**OBJECTIVE:** Gather all lines in the entries that include the word "hebdomadaires".

[Start of MATERIAL]

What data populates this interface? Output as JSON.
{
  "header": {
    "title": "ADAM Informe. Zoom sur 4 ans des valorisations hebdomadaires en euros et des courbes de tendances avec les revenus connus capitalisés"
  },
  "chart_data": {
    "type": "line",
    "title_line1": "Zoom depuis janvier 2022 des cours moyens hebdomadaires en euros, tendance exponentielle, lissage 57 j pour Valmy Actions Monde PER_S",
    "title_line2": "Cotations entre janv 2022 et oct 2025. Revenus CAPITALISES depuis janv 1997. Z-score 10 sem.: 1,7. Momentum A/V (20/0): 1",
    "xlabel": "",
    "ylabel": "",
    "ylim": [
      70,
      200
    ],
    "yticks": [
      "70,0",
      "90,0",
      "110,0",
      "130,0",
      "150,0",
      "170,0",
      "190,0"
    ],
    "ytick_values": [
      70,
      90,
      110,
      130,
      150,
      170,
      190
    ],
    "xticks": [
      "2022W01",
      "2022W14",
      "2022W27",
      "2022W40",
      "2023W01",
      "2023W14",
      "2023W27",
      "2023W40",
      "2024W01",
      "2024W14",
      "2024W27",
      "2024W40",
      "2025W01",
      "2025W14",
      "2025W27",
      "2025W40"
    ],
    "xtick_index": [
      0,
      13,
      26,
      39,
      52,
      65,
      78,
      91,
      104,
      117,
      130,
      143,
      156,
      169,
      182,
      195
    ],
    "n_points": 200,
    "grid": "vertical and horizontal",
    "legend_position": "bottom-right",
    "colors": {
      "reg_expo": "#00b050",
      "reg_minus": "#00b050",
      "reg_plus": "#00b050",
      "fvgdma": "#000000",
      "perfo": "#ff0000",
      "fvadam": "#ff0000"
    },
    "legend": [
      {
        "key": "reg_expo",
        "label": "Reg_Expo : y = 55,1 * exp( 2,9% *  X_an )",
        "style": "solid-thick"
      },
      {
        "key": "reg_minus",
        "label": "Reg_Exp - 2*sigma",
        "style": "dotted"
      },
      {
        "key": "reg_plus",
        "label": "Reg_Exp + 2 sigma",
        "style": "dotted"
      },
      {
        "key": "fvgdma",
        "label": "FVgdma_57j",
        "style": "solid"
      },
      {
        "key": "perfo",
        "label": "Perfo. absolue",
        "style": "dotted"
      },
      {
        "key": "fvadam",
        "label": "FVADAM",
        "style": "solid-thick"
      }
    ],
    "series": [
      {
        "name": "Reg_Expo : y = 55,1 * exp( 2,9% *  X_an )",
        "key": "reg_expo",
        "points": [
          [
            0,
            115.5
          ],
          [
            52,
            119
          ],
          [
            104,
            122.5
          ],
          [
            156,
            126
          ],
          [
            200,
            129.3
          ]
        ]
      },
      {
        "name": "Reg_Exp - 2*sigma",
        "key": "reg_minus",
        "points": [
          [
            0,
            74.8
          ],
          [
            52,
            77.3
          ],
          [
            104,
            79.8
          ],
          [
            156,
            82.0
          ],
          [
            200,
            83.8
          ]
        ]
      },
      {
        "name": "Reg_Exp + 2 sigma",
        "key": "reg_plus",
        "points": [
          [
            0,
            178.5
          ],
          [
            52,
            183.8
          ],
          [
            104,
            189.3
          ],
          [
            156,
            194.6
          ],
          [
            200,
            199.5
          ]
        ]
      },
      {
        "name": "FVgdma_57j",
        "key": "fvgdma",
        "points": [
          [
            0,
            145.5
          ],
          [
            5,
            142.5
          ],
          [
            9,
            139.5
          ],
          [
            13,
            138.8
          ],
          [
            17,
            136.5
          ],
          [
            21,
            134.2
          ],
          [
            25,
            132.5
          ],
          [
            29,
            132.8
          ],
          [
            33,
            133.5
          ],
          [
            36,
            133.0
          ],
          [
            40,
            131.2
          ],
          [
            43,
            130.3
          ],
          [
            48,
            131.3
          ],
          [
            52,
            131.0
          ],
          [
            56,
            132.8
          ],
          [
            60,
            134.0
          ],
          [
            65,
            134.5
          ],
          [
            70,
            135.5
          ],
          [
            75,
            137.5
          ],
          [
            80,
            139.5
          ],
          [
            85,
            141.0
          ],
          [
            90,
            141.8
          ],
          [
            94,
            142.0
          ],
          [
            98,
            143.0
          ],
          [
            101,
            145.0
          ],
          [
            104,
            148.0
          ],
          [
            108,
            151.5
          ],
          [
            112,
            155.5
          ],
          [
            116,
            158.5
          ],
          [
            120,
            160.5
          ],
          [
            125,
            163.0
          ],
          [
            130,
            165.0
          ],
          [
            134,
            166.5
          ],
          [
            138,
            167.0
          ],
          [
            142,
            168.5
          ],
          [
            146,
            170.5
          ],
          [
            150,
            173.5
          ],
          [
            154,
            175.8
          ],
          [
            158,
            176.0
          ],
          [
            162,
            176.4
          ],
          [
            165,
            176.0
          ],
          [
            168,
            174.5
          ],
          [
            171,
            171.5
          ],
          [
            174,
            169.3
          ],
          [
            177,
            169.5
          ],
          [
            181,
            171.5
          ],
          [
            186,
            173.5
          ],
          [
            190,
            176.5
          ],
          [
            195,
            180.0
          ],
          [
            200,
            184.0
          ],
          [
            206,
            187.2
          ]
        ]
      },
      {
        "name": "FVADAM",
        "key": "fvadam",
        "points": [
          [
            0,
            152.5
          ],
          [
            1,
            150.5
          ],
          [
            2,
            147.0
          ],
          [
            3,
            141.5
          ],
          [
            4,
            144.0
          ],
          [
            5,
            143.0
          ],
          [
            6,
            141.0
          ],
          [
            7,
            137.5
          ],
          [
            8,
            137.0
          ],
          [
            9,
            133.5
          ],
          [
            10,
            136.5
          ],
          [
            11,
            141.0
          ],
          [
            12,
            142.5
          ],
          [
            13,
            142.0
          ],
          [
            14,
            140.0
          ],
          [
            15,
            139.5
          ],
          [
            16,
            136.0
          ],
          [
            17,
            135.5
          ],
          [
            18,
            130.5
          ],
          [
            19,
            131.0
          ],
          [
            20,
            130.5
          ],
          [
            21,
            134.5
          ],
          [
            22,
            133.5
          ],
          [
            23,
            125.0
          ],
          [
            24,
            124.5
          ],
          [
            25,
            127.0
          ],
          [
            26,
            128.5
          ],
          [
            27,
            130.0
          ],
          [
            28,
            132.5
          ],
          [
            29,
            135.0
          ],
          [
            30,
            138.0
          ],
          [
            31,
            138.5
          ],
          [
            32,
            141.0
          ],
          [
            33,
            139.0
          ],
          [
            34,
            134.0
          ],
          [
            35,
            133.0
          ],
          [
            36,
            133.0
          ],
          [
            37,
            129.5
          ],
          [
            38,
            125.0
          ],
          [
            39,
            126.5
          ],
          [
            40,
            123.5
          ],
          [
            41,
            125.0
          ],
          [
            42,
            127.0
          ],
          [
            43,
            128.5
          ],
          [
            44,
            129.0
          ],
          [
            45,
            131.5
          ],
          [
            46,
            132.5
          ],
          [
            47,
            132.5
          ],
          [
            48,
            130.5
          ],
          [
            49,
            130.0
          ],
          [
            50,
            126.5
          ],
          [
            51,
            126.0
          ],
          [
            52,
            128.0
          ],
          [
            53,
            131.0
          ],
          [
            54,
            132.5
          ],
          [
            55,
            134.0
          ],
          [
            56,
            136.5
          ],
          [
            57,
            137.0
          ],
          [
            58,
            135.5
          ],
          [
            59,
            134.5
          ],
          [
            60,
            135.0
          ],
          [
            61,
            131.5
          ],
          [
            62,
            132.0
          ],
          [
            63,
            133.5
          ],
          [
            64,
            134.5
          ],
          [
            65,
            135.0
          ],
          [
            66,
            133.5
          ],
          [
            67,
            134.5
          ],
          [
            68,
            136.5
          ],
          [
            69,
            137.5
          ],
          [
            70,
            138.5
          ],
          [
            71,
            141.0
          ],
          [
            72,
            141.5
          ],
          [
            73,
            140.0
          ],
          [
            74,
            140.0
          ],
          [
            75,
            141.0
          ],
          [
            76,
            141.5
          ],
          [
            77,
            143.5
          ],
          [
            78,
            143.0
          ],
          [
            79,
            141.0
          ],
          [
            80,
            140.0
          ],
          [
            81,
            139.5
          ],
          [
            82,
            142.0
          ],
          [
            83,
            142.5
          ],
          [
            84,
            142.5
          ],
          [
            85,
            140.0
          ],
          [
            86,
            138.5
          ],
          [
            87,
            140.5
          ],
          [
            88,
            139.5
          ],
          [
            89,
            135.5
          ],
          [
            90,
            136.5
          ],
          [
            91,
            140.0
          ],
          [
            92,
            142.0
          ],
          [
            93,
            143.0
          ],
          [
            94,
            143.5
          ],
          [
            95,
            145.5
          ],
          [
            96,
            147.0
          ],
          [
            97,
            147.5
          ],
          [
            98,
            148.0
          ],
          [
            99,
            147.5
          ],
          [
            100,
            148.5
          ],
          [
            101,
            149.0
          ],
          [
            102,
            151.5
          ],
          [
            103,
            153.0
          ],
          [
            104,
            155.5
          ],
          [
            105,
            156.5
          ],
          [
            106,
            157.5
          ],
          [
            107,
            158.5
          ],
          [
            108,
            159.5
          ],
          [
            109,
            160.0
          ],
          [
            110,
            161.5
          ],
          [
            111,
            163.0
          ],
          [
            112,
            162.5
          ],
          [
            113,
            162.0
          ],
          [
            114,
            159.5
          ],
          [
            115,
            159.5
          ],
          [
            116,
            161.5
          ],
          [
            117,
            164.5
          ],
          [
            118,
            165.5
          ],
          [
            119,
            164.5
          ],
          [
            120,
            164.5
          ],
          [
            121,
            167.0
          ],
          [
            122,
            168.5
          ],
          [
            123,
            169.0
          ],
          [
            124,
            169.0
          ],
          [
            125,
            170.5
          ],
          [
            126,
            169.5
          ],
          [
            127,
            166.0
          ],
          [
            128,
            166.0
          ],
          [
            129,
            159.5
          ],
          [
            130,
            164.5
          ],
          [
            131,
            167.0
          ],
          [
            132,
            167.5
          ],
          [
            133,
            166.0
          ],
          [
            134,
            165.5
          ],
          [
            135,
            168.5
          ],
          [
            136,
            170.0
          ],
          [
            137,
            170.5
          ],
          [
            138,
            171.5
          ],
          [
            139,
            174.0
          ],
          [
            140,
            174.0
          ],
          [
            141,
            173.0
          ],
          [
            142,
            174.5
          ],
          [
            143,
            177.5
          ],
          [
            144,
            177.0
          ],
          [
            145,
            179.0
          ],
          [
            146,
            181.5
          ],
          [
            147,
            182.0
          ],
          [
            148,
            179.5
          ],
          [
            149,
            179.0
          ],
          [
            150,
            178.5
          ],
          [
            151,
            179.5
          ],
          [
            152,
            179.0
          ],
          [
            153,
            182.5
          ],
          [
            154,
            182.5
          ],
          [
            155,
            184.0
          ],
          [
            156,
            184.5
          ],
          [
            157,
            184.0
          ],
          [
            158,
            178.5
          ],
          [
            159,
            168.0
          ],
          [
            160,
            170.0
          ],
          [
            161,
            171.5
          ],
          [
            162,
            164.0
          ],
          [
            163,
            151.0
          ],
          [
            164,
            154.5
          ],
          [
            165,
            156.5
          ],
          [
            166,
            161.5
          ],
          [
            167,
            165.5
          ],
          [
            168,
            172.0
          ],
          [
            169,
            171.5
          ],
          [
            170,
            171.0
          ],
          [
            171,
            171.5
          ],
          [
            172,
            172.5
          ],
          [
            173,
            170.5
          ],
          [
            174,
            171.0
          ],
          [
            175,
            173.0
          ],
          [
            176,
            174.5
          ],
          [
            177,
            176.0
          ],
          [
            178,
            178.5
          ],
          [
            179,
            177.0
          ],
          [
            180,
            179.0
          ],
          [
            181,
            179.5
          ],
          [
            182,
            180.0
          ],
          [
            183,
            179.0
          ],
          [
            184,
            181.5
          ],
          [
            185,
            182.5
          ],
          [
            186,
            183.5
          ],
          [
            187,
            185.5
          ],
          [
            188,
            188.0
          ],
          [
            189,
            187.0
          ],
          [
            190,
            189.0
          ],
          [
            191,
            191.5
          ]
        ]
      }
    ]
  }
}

[End of MATERIAL]

**THE RESPONSE:**
    "title": "ADAM Informe. Zoom sur 4 ans des valorisations hebdomadaires en euros et des courbes de tendances avec les revenus connus capitalisés"
    "title_line1": "Zoom depuis janvier 2022 des cours moyens hebdomadaires en euros, tendance exponentielle, lissage 57 j pour Valmy Actions Monde PER_S",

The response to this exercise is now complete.